Set exercise: Find all lines in the listing that include the word "ECMWF", then copy them.

Material supplied:
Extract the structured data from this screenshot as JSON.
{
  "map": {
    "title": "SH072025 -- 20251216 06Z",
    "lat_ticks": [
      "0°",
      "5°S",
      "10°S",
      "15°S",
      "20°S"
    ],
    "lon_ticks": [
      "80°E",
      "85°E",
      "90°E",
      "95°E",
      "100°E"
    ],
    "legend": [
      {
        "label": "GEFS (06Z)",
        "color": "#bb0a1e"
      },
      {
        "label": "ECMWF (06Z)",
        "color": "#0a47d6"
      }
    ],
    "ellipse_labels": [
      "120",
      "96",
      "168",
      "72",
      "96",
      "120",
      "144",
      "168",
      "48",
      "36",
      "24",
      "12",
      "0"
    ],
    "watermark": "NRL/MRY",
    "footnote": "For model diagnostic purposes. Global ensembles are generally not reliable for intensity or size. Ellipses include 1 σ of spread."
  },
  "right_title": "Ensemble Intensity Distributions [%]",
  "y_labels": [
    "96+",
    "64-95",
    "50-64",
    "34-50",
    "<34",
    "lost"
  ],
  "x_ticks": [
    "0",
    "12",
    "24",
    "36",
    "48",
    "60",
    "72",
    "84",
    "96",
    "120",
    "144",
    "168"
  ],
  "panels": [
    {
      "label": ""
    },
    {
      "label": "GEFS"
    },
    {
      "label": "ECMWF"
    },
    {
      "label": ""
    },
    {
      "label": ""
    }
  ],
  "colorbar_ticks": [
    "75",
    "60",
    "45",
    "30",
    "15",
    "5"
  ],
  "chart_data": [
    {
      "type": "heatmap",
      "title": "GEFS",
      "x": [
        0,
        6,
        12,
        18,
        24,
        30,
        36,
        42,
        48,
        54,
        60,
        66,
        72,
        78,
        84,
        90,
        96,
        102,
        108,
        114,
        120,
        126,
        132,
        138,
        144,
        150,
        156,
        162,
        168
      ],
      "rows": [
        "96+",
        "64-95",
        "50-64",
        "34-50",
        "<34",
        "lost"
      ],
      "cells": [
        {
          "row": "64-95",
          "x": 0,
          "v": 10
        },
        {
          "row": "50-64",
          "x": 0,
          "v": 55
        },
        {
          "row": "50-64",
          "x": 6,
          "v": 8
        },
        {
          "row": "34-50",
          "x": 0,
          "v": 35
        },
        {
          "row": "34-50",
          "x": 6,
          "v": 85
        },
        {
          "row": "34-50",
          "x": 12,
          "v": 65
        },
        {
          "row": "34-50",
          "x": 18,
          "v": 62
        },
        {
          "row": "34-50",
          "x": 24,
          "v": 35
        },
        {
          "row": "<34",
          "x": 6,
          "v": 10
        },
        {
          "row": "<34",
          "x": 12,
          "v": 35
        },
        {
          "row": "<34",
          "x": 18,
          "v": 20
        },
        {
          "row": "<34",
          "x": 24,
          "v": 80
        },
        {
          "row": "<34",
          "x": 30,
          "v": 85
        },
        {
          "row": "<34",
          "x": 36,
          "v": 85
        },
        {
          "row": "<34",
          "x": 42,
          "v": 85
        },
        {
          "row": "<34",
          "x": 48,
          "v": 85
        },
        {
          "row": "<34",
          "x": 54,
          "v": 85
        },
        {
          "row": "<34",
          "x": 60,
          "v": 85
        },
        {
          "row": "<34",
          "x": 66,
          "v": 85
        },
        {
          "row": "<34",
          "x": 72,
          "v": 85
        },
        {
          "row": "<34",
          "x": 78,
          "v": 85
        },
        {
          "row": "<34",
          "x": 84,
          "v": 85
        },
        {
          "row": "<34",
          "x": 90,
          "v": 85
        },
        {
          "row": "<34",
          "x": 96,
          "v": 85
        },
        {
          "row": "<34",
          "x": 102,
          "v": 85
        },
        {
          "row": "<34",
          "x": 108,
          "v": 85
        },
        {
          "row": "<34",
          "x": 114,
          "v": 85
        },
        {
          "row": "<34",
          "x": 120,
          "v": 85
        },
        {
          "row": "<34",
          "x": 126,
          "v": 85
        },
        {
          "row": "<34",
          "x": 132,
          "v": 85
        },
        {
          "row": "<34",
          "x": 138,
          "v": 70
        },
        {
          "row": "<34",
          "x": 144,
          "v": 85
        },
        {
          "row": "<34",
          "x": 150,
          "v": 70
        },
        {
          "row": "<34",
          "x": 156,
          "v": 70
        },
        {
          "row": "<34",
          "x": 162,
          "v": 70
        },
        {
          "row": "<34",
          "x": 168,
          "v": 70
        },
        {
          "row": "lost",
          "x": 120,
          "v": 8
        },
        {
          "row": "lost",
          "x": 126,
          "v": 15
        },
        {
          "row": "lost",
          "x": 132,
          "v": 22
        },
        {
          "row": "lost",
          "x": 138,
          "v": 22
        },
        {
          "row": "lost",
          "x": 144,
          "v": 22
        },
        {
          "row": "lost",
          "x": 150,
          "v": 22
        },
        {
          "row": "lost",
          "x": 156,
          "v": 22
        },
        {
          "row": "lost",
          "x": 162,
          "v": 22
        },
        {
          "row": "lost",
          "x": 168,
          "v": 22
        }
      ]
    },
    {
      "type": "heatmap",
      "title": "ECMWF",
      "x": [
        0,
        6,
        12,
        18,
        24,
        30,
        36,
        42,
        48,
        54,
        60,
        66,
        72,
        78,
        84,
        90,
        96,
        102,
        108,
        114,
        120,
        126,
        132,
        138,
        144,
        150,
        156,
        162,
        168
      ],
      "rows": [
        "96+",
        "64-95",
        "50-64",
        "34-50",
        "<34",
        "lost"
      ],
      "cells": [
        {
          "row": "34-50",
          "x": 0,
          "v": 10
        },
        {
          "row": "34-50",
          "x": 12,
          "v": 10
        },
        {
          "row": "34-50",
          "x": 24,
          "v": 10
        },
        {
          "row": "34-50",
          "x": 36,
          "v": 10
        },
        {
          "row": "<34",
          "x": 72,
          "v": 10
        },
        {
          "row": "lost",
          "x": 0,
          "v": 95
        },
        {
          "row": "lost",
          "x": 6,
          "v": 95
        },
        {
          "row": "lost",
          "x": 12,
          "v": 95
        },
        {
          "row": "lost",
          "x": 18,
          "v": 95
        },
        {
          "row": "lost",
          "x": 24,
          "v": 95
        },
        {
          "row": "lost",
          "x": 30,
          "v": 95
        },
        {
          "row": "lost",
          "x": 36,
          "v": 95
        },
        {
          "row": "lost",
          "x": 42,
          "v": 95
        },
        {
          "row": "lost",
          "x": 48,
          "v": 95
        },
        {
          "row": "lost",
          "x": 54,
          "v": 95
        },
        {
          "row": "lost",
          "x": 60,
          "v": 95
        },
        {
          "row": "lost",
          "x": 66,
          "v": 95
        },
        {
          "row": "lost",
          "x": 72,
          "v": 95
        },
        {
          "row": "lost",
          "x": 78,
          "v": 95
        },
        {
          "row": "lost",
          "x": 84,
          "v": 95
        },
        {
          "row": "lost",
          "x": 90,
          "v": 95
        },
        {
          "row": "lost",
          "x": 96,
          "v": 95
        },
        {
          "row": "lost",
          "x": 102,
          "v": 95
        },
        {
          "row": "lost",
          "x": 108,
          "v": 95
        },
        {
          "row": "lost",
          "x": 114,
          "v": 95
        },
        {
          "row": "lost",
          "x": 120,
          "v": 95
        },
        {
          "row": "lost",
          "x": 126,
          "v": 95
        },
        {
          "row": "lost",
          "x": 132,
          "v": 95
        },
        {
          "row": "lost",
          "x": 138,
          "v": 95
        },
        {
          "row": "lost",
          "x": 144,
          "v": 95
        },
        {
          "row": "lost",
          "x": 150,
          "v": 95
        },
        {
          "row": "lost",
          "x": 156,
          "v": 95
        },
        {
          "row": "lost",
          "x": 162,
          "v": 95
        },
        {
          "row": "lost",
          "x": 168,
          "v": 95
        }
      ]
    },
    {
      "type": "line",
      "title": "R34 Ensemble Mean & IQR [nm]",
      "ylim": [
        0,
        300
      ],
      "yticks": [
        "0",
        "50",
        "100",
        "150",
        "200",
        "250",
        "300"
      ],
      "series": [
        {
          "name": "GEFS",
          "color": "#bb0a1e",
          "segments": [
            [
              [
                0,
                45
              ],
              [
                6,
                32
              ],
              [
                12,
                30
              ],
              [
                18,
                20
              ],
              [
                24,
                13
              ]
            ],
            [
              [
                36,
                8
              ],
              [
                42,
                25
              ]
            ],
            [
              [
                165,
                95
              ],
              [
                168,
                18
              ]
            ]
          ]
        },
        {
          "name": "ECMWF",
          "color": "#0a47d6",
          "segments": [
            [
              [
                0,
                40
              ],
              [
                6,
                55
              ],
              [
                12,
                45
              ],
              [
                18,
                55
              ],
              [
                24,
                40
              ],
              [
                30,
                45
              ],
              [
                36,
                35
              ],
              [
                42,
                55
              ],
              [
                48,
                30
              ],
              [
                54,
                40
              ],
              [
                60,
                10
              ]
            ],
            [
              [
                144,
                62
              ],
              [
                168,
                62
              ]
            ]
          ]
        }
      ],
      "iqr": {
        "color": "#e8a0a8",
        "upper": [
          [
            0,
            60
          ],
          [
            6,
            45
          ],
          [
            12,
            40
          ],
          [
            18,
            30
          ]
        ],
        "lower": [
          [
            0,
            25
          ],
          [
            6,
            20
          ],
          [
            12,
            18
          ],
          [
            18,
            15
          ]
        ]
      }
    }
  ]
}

Problem solution:
        "label": "ECMWF (06Z)",
      "label": "ECMWF"
      "title": "ECMWF",
          "name": "ECMWF",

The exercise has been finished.